Cold cream, pure powders and certain harmless face washes are godsends to womankind, but they can't do everything! They have their limitations, just like any other good thing. You may have a perfect paragon of a kitchen lady, whose angel food is more heavenly than frapped snowflakes, but you can't really expect her to build you a four-story house with little dofunnies on the cupolas. Of course not. Angel cake is her limit! And that's the way with those lovely liquids and things on your pretty spindle-legged dressing table. They can do a good deal in the beautifying line, but they can't do everything. Give them the help of perfect health and scrupulous cleanliness of the skin, and lo! what wonders they will work!
There is but one way—and it's so simple—of making oneself good to look upon. Resolve to live hygienically. There is nothing in the world which works swifter toward a clear, glowing, fine-textured and beautiful complexion than a simple, natural diet of grains and nuts and fruits. But you women—oh! it positively pains me to think of the broiled lobsters, the deviled crabs with tartar sauce, the pickles, and the conglomerate nightmare-lunches that you consume. And yet you're forever fussing over leathery skins, dark-circled eyes and a lack of rosy pink cheeks. Oh, woman! woman! why aren't you wise?
Here are some rules. They're golden, too:
Eat with wisdom and good sense. That means to pension off the pie and its companion workers of physical woe.
Take a tepid sponge bath every day, either upon arising in the morning or just before going to bed.
Limit the hot scrubbings to one a week.
Exercise with regularity, and dress as a rational human being should.
Drink three pints of pure, distilled water every day.
See that the bedroom is well ventilated, and don't heap up the pillows until you have a mountain range upon which to rest your poor, tired head. A flat bed and a low pillow help toward a fine, straight figure and a good carriage.
Keep your feet warm. Give those pretty round yellow silk garters to the girl you hate, and invest in sensible hose supporters. If your circulation is defective, wear wool stockings.

▶ Provided information:
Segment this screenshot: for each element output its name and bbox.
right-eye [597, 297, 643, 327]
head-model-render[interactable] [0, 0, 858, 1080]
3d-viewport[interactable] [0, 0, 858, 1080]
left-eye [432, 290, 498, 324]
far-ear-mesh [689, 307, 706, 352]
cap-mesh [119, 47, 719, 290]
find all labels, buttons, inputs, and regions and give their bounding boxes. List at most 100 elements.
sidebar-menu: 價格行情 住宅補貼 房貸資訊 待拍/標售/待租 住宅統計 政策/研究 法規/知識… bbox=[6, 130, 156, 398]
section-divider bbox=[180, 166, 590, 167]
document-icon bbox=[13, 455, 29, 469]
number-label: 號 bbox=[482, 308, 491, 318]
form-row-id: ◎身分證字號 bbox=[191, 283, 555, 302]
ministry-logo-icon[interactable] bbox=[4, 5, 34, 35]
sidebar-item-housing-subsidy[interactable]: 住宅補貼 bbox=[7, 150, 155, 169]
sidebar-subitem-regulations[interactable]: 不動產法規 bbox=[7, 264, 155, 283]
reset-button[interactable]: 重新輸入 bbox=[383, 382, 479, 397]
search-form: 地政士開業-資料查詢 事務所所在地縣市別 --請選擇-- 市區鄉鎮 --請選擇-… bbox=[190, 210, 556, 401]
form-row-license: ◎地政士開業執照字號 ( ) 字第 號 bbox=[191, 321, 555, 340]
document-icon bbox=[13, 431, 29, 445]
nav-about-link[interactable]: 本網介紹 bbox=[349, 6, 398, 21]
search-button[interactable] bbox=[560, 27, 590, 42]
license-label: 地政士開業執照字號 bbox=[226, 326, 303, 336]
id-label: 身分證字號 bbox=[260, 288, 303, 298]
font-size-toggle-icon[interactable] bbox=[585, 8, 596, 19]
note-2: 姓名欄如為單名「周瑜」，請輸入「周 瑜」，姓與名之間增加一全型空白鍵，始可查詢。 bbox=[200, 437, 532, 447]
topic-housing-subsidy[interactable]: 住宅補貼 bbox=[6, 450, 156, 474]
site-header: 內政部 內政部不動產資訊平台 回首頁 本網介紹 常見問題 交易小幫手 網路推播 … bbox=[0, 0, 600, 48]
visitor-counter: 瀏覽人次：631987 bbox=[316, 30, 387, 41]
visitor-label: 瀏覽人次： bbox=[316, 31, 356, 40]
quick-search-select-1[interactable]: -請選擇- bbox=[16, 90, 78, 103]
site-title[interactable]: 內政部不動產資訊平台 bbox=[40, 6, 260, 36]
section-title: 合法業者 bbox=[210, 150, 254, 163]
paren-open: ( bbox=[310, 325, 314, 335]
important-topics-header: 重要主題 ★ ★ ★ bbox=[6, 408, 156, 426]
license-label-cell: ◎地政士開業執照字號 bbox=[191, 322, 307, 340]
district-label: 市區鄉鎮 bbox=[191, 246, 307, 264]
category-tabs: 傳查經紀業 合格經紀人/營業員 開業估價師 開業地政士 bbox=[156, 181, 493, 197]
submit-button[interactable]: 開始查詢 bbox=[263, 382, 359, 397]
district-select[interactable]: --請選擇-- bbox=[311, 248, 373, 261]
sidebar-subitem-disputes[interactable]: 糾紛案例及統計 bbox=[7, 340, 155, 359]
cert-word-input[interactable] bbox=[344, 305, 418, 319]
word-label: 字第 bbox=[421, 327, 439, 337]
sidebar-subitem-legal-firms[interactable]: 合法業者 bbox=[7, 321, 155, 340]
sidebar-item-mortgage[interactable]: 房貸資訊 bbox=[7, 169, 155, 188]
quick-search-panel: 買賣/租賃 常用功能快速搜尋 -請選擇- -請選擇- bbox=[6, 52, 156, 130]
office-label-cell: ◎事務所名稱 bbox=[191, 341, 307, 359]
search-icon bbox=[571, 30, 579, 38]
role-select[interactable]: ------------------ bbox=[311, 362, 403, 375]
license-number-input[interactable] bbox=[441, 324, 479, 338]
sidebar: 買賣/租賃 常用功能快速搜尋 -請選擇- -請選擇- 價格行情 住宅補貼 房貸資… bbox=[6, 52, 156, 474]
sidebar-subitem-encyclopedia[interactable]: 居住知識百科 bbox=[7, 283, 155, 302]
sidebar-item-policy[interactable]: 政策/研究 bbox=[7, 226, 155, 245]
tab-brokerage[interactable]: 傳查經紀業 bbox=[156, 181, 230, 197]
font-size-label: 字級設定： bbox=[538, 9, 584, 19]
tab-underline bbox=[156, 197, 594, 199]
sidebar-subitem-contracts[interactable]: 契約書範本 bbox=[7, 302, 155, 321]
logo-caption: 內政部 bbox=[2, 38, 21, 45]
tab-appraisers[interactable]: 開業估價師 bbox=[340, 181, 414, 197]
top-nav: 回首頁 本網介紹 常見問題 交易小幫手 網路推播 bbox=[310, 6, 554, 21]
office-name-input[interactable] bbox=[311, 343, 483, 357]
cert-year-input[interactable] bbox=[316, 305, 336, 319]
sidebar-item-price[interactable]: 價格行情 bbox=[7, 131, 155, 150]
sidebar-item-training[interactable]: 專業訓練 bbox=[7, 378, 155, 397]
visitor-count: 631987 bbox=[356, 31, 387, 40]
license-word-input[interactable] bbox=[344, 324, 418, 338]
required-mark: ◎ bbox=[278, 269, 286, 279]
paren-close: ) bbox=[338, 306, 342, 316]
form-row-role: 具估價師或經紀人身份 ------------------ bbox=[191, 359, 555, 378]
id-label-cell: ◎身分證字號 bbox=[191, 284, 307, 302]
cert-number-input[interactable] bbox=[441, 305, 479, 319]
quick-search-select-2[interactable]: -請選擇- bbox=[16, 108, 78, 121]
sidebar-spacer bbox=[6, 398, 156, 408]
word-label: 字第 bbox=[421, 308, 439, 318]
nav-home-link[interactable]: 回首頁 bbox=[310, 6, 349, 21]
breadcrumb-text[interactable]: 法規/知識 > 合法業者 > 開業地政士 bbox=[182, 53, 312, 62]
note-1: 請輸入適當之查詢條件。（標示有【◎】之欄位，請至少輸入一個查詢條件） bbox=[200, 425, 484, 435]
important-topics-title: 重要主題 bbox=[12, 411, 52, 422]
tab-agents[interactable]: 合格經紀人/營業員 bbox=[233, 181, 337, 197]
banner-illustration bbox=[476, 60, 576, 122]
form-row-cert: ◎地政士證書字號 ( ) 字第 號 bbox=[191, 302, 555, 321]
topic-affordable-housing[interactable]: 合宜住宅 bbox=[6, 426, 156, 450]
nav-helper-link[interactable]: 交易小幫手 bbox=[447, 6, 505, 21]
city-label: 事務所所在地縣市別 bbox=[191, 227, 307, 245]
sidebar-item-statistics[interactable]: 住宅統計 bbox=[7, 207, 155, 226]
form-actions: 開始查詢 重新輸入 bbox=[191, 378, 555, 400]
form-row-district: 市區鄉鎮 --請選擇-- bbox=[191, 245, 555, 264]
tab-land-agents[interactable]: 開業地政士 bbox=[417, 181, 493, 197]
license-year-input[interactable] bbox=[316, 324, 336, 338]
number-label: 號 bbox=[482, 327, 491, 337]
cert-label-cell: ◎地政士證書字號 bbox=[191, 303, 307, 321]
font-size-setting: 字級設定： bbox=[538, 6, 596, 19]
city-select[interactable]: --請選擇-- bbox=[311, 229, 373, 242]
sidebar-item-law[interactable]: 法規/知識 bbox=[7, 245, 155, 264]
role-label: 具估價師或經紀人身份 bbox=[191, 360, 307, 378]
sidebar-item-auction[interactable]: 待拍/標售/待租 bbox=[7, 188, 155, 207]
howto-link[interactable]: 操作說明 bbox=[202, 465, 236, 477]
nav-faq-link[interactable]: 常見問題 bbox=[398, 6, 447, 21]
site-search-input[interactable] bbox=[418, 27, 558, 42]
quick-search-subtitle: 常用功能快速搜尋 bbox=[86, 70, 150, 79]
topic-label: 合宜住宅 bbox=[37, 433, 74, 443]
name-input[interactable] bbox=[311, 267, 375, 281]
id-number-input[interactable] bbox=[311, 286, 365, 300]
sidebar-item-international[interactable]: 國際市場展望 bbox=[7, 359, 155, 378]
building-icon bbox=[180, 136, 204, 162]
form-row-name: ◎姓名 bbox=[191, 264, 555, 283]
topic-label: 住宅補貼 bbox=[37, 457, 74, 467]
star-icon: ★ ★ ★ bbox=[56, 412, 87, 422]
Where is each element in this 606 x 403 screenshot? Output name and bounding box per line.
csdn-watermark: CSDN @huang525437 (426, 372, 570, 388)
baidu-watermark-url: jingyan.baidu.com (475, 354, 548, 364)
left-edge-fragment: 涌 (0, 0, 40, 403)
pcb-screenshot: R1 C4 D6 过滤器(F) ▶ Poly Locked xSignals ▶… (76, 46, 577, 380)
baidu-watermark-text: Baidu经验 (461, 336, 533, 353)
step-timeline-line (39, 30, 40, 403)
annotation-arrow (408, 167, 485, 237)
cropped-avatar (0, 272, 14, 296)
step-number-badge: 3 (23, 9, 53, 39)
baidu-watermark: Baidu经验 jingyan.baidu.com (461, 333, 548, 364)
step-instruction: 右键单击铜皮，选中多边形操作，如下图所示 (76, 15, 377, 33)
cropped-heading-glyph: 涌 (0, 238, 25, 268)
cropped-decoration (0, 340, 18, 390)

▶ Stated task: In the advice on complexion, how much distilled water should be drunk each day? Answer from the text alone.

▶ Output for this task: Three pints of pure, distilled water.